_REQUIRED WORK_
Report every line of the records beneath this task that holds the string "from".

(Transcript data for document pages)
-*-
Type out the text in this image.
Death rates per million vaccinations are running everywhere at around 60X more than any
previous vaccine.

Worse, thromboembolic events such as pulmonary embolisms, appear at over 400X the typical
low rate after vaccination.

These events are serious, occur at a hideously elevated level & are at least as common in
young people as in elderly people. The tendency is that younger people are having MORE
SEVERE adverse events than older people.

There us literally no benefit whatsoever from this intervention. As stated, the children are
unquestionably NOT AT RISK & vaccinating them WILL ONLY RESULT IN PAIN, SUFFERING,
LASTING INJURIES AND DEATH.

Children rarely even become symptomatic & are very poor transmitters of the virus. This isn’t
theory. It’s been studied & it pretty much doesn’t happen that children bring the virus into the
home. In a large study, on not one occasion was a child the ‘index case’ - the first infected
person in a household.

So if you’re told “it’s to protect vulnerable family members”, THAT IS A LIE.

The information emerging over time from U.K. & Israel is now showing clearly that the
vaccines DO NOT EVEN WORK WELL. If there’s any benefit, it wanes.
-*-
_RESULT BELOW_
There us literally no benefit whatsoever from this intervention. As stated, the children are
The information emerging over time from U.K. & Israel is now showing clearly that the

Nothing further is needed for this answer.